**EXERCISE AIM**.
From the listing, collect all lines containing the word "しょっぴー".

**INPUT MATERIAL**.
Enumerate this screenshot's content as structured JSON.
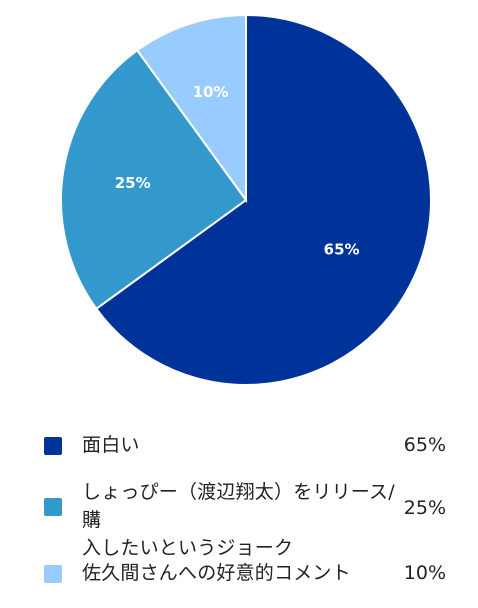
{
  "colors": {
    "slice_1": "#00339a",
    "slice_2": "#3398cc",
    "slice_3": "#99ccfe"
  },
  "chart_data": {
    "type": "pie",
    "slices": [
      {
        "label": "面白い",
        "value": 65,
        "value_label": "65%",
        "color": "#00339a"
      },
      {
        "label": "しょっぴー（渡辺翔太）をリリース/購入したいというジョーク",
        "value": 25,
        "value_label": "25%",
        "color": "#3398cc"
      },
      {
        "label": "佐久間さんへの好意的コメント",
        "value": 10,
        "value_label": "10%",
        "color": "#99ccfe"
      }
    ],
    "start_angle": "12 o'clock",
    "direction": "clockwise",
    "legend_position": "bottom"
  },
  "legend": {
    "items": [
      {
        "label": "面白い",
        "value": "65%",
        "swatch_icon": "square-swatch-icon"
      },
      {
        "label": "しょっぴー（渡辺翔太）をリリース/購\n入したいというジョーク",
        "value": "25%",
        "swatch_icon": "square-swatch-icon"
      },
      {
        "label": "佐久間さんへの好意的コメント",
        "value": "10%",
        "swatch_icon": "square-swatch-icon"
      }
    ]
  }
}
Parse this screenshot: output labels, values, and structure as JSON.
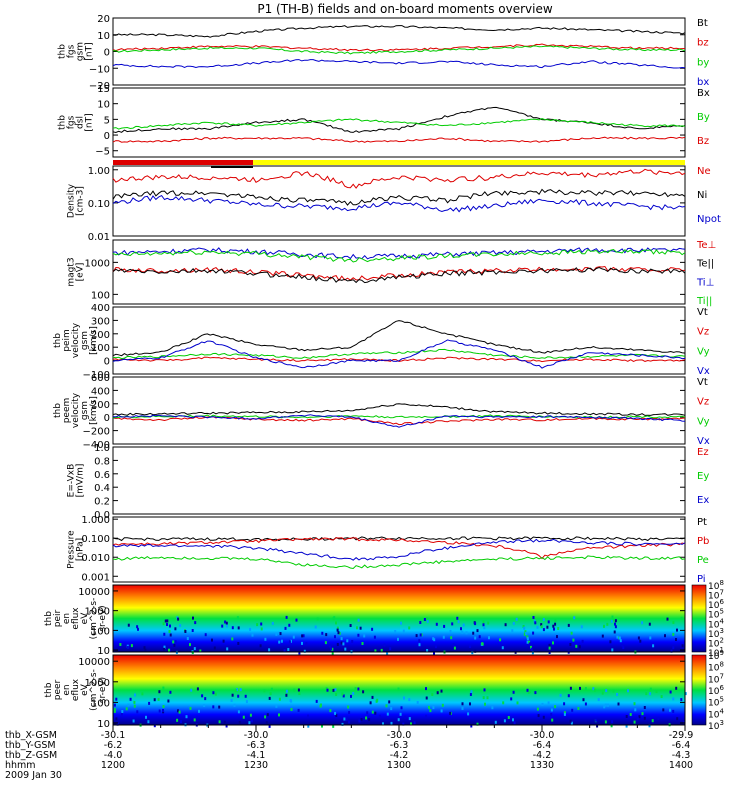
{
  "title": "P1 (TH-B) fields and on-board moments overview",
  "time_axis": {
    "rows": [
      {
        "label": "thb_X-GSM",
        "values": [
          "-30.1",
          "-30.0",
          "-30.0",
          "-30.0",
          "-29.9"
        ]
      },
      {
        "label": "thb_Y-GSM",
        "values": [
          "-6.2",
          "-6.3",
          "-6.3",
          "-6.4",
          "-6.4"
        ]
      },
      {
        "label": "thb_Z-GSM",
        "values": [
          "-4.0",
          "-4.1",
          "-4.2",
          "-4.2",
          "-4.3"
        ]
      },
      {
        "label": "hhmm",
        "values": [
          "1200",
          "1230",
          "1300",
          "1330",
          "1400"
        ]
      }
    ],
    "date": "2009 Jan 30"
  },
  "panels": [
    {
      "id": "fgs",
      "ylabel": [
        "thb",
        "fgs",
        "gsm",
        "[nT]"
      ],
      "log": false,
      "ylim": [
        -20,
        20
      ],
      "ticks": [
        {
          "v": 20,
          "t": "20"
        },
        {
          "v": 10,
          "t": "10"
        },
        {
          "v": 0,
          "t": "0"
        },
        {
          "v": -10,
          "t": "−10"
        },
        {
          "v": -20,
          "t": "−20"
        }
      ],
      "legend": [
        {
          "t": "Bt",
          "c": "#000000"
        },
        {
          "t": "bz",
          "c": "#dd0000"
        },
        {
          "t": "by",
          "c": "#00cc00"
        },
        {
          "t": "bx",
          "c": "#0000cc"
        }
      ]
    },
    {
      "id": "fgs-dsl",
      "ylabel": [
        "thb",
        "fgs",
        "dsl",
        "[nT]"
      ],
      "log": false,
      "ylim": [
        -7,
        15
      ],
      "ticks": [
        {
          "v": 15,
          "t": "15"
        },
        {
          "v": 10,
          "t": "10"
        },
        {
          "v": 5,
          "t": "5"
        },
        {
          "v": 0,
          "t": "0"
        },
        {
          "v": -5,
          "t": "−5"
        }
      ],
      "legend": [
        {
          "t": "Bx",
          "c": "#000000"
        },
        {
          "t": "By",
          "c": "#00cc00"
        },
        {
          "t": "Bz",
          "c": "#dd0000"
        }
      ]
    },
    {
      "id": "density",
      "ylabel": [
        "Density",
        "[cm-3]"
      ],
      "log": true,
      "ylim": [
        0.01,
        1.3
      ],
      "ticks": [
        {
          "v": 1.0,
          "t": "1.00"
        },
        {
          "v": 0.1,
          "t": "0.10"
        },
        {
          "v": 0.01,
          "t": "0.01"
        }
      ],
      "legend": [
        {
          "t": "Ne",
          "c": "#dd0000"
        },
        {
          "t": "Ni",
          "c": "#000000"
        },
        {
          "t": "Npot",
          "c": "#0000cc"
        }
      ]
    },
    {
      "id": "temp",
      "ylabel": [
        "magt3",
        "[eV]"
      ],
      "log": true,
      "ylim": [
        50,
        5000
      ],
      "ticks": [
        {
          "v": 1000,
          "t": "1000"
        },
        {
          "v": 100,
          "t": "100"
        }
      ],
      "legend": [
        {
          "t": "Te⊥",
          "c": "#dd0000"
        },
        {
          "t": "Te||",
          "c": "#000000"
        },
        {
          "t": "Ti⊥",
          "c": "#0000cc"
        },
        {
          "t": "Ti||",
          "c": "#00cc00"
        }
      ]
    },
    {
      "id": "peim-vel",
      "ylabel": [
        "thb",
        "peim",
        "velocity",
        "gsm",
        "[km/s]"
      ],
      "log": false,
      "ylim": [
        -100,
        400
      ],
      "ticks": [
        {
          "v": 400,
          "t": "400"
        },
        {
          "v": 300,
          "t": "300"
        },
        {
          "v": 200,
          "t": "200"
        },
        {
          "v": 100,
          "t": "100"
        },
        {
          "v": 0,
          "t": "0"
        },
        {
          "v": -100,
          "t": "−100"
        }
      ],
      "legend": [
        {
          "t": "Vt",
          "c": "#000000"
        },
        {
          "t": "Vz",
          "c": "#dd0000"
        },
        {
          "t": "Vy",
          "c": "#00cc00"
        },
        {
          "t": "Vx",
          "c": "#0000cc"
        }
      ]
    },
    {
      "id": "peem-vel",
      "ylabel": [
        "thb",
        "peem",
        "velocity",
        "gsm",
        "[km/s]"
      ],
      "log": false,
      "ylim": [
        -400,
        600
      ],
      "ticks": [
        {
          "v": 600,
          "t": "600"
        },
        {
          "v": 400,
          "t": "400"
        },
        {
          "v": 200,
          "t": "200"
        },
        {
          "v": 0,
          "t": "0"
        },
        {
          "v": -200,
          "t": "−200"
        },
        {
          "v": -400,
          "t": "−400"
        }
      ],
      "legend": [
        {
          "t": "Vt",
          "c": "#000000"
        },
        {
          "t": "Vz",
          "c": "#dd0000"
        },
        {
          "t": "Vy",
          "c": "#00cc00"
        },
        {
          "t": "Vx",
          "c": "#0000cc"
        }
      ]
    },
    {
      "id": "efield",
      "ylabel": [
        "E=-VxB",
        "[mV/m]"
      ],
      "log": false,
      "ylim": [
        0,
        1
      ],
      "ticks": [
        {
          "v": 1.0,
          "t": "1.0"
        },
        {
          "v": 0.8,
          "t": "0.8"
        },
        {
          "v": 0.6,
          "t": "0.6"
        },
        {
          "v": 0.4,
          "t": "0.4"
        },
        {
          "v": 0.2,
          "t": "0.2"
        },
        {
          "v": 0.0,
          "t": "0.0"
        }
      ],
      "legend": [
        {
          "t": "Ez",
          "c": "#dd0000"
        },
        {
          "t": "Ey",
          "c": "#00cc00"
        },
        {
          "t": "Ex",
          "c": "#0000cc"
        }
      ]
    },
    {
      "id": "pressure",
      "ylabel": [
        "Pressure",
        "[nPa]"
      ],
      "log": true,
      "ylim": [
        0.0005,
        1.3
      ],
      "ticks": [
        {
          "v": 1.0,
          "t": "1.000"
        },
        {
          "v": 0.1,
          "t": "0.100"
        },
        {
          "v": 0.01,
          "t": "0.010"
        },
        {
          "v": 0.001,
          "t": "0.001"
        }
      ],
      "legend": [
        {
          "t": "Pt",
          "c": "#000000"
        },
        {
          "t": "Pb",
          "c": "#dd0000"
        },
        {
          "t": "Pe",
          "c": "#00cc00"
        },
        {
          "t": "Pi",
          "c": "#0000cc"
        }
      ]
    },
    {
      "id": "peir-eflux",
      "ylabel": [
        "thb",
        "peir",
        "en",
        "eflux",
        "eV",
        "(cm^2-s-",
        "sr-eV)"
      ],
      "log": true,
      "ylim": [
        8,
        20000
      ],
      "ticks": [
        {
          "v": 10000,
          "t": "10000"
        },
        {
          "v": 1000,
          "t": "1000"
        },
        {
          "v": 100,
          "t": "100"
        },
        {
          "v": 10,
          "t": "10"
        }
      ],
      "colorbar": [
        {
          "b": "10",
          "e": "8"
        },
        {
          "b": "10",
          "e": "7"
        },
        {
          "b": "10",
          "e": "6"
        },
        {
          "b": "10",
          "e": "5"
        },
        {
          "b": "10",
          "e": "4"
        },
        {
          "b": "10",
          "e": "3"
        },
        {
          "b": "10",
          "e": "2"
        },
        {
          "b": "10",
          "e": "1"
        }
      ]
    },
    {
      "id": "peer-eflux",
      "ylabel": [
        "thb",
        "peer",
        "en",
        "eflux",
        "eV",
        "(cm^2-s-",
        "sr-eV)"
      ],
      "log": true,
      "ylim": [
        8,
        20000
      ],
      "ticks": [
        {
          "v": 10000,
          "t": "10000"
        },
        {
          "v": 1000,
          "t": "1000"
        },
        {
          "v": 100,
          "t": "100"
        },
        {
          "v": 10,
          "t": "10"
        }
      ],
      "colorbar": [
        {
          "b": "10",
          "e": "9"
        },
        {
          "b": "10",
          "e": "8"
        },
        {
          "b": "10",
          "e": "7"
        },
        {
          "b": "10",
          "e": "6"
        },
        {
          "b": "10",
          "e": "5"
        },
        {
          "b": "10",
          "e": "4"
        },
        {
          "b": "10",
          "e": "3"
        }
      ]
    }
  ],
  "chart_data": {
    "type": "line",
    "x_unit": "hhmm",
    "x": [
      "1200",
      "1210",
      "1220",
      "1230",
      "1240",
      "1250",
      "1300",
      "1310",
      "1320",
      "1330",
      "1340",
      "1350",
      "1400"
    ],
    "panels": [
      {
        "panel": "fgs",
        "series": [
          {
            "name": "Bt",
            "color": "#000000",
            "values": [
              10,
              10,
              9,
              12,
              14,
              15,
              15,
              14,
              13,
              14,
              13,
              12,
              11
            ]
          },
          {
            "name": "bz",
            "color": "#dd0000",
            "values": [
              1,
              2,
              3,
              3,
              2,
              1,
              1,
              2,
              3,
              4,
              3,
              2,
              2
            ]
          },
          {
            "name": "by",
            "color": "#00cc00",
            "values": [
              0,
              1,
              2,
              2,
              0,
              -1,
              0,
              1,
              2,
              3,
              2,
              1,
              1
            ]
          },
          {
            "name": "bx",
            "color": "#0000cc",
            "values": [
              -8,
              -9,
              -9,
              -7,
              -5,
              -6,
              -7,
              -6,
              -8,
              -9,
              -6,
              -8,
              -10
            ]
          }
        ]
      },
      {
        "panel": "fgs-dsl",
        "series": [
          {
            "name": "Bx",
            "color": "#000000",
            "values": [
              1,
              2,
              2,
              4,
              5,
              1,
              2,
              6,
              9,
              5,
              4,
              2,
              3
            ]
          },
          {
            "name": "By",
            "color": "#00cc00",
            "values": [
              2,
              3,
              4,
              3,
              4,
              5,
              4,
              3,
              4,
              5,
              4,
              3,
              3
            ]
          },
          {
            "name": "Bz",
            "color": "#dd0000",
            "values": [
              -2,
              -2,
              -1,
              -1,
              -1,
              -2,
              -2,
              -1,
              -2,
              -2,
              -1,
              -1,
              -1
            ]
          }
        ]
      },
      {
        "panel": "density",
        "series": [
          {
            "name": "Ne",
            "color": "#dd0000",
            "values": [
              0.5,
              0.6,
              0.6,
              0.5,
              0.8,
              0.3,
              0.6,
              0.5,
              0.6,
              0.8,
              0.7,
              0.9,
              0.8
            ]
          },
          {
            "name": "Ni",
            "color": "#000000",
            "values": [
              0.15,
              0.2,
              0.2,
              0.15,
              0.12,
              0.1,
              0.15,
              0.12,
              0.2,
              0.22,
              0.2,
              0.2,
              0.18
            ]
          },
          {
            "name": "Npot",
            "color": "#0000cc",
            "values": [
              0.1,
              0.15,
              0.12,
              0.09,
              0.08,
              0.07,
              0.1,
              0.06,
              0.08,
              0.12,
              0.1,
              0.08,
              0.07
            ]
          }
        ]
      },
      {
        "panel": "temp",
        "series": [
          {
            "name": "Te⊥",
            "color": "#dd0000",
            "values": [
              600,
              550,
              600,
              500,
              400,
              300,
              400,
              500,
              550,
              600,
              650,
              600,
              600
            ]
          },
          {
            "name": "Te||",
            "color": "#000000",
            "values": [
              550,
              500,
              550,
              450,
              350,
              250,
              350,
              450,
              500,
              550,
              600,
              550,
              550
            ]
          },
          {
            "name": "Ti⊥",
            "color": "#0000cc",
            "values": [
              2000,
              2200,
              2500,
              2200,
              1800,
              1500,
              1600,
              1800,
              2000,
              2200,
              2500,
              2400,
              2400
            ]
          },
          {
            "name": "Ti||",
            "color": "#00cc00",
            "values": [
              1700,
              1900,
              2100,
              1900,
              1500,
              1200,
              1400,
              1600,
              1800,
              2000,
              2200,
              2100,
              2100
            ]
          }
        ]
      },
      {
        "panel": "peim-vel",
        "series": [
          {
            "name": "Vt",
            "color": "#000000",
            "values": [
              40,
              60,
              200,
              120,
              80,
              100,
              300,
              200,
              120,
              60,
              100,
              80,
              60
            ]
          },
          {
            "name": "Vz",
            "color": "#dd0000",
            "values": [
              10,
              0,
              20,
              10,
              0,
              10,
              0,
              20,
              10,
              0,
              10,
              0,
              0
            ]
          },
          {
            "name": "Vy",
            "color": "#00cc00",
            "values": [
              20,
              30,
              50,
              40,
              20,
              50,
              60,
              80,
              40,
              20,
              30,
              40,
              30
            ]
          },
          {
            "name": "Vx",
            "color": "#0000cc",
            "values": [
              0,
              20,
              150,
              20,
              -50,
              0,
              0,
              150,
              80,
              -50,
              60,
              40,
              20
            ]
          }
        ]
      },
      {
        "panel": "peem-vel",
        "series": [
          {
            "name": "Vt",
            "color": "#000000",
            "values": [
              40,
              50,
              60,
              70,
              80,
              100,
              200,
              150,
              80,
              60,
              50,
              40,
              40
            ]
          },
          {
            "name": "Vz",
            "color": "#dd0000",
            "values": [
              -20,
              -40,
              0,
              -30,
              -50,
              -20,
              -100,
              -60,
              -30,
              -40,
              -20,
              -30,
              -20
            ]
          },
          {
            "name": "Vy",
            "color": "#00cc00",
            "values": [
              0,
              10,
              20,
              10,
              0,
              20,
              0,
              10,
              20,
              10,
              0,
              10,
              0
            ]
          },
          {
            "name": "Vx",
            "color": "#0000cc",
            "values": [
              10,
              20,
              0,
              -20,
              30,
              0,
              -150,
              20,
              0,
              10,
              0,
              -20,
              -50
            ]
          }
        ]
      },
      {
        "panel": "pressure",
        "series": [
          {
            "name": "Pt",
            "color": "#000000",
            "values": [
              0.09,
              0.09,
              0.09,
              0.09,
              0.09,
              0.1,
              0.1,
              0.1,
              0.1,
              0.1,
              0.1,
              0.09,
              0.09
            ]
          },
          {
            "name": "Pb",
            "color": "#dd0000",
            "values": [
              0.05,
              0.05,
              0.06,
              0.07,
              0.09,
              0.09,
              0.08,
              0.06,
              0.04,
              0.01,
              0.03,
              0.04,
              0.05
            ]
          },
          {
            "name": "Pe",
            "color": "#00cc00",
            "values": [
              0.008,
              0.01,
              0.009,
              0.008,
              0.004,
              0.003,
              0.004,
              0.006,
              0.008,
              0.009,
              0.01,
              0.009,
              0.009
            ]
          },
          {
            "name": "Pi",
            "color": "#0000cc",
            "values": [
              0.04,
              0.04,
              0.04,
              0.03,
              0.015,
              0.008,
              0.01,
              0.03,
              0.06,
              0.08,
              0.06,
              0.05,
              0.05
            ]
          }
        ]
      }
    ]
  }
}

**OUTPUT**.
        "label": "しょっぴー（渡辺翔太）をリリース/購入したいというジョーク",
        "label": "しょっぴー（渡辺翔太）をリリース/購\n入したいというジョーク",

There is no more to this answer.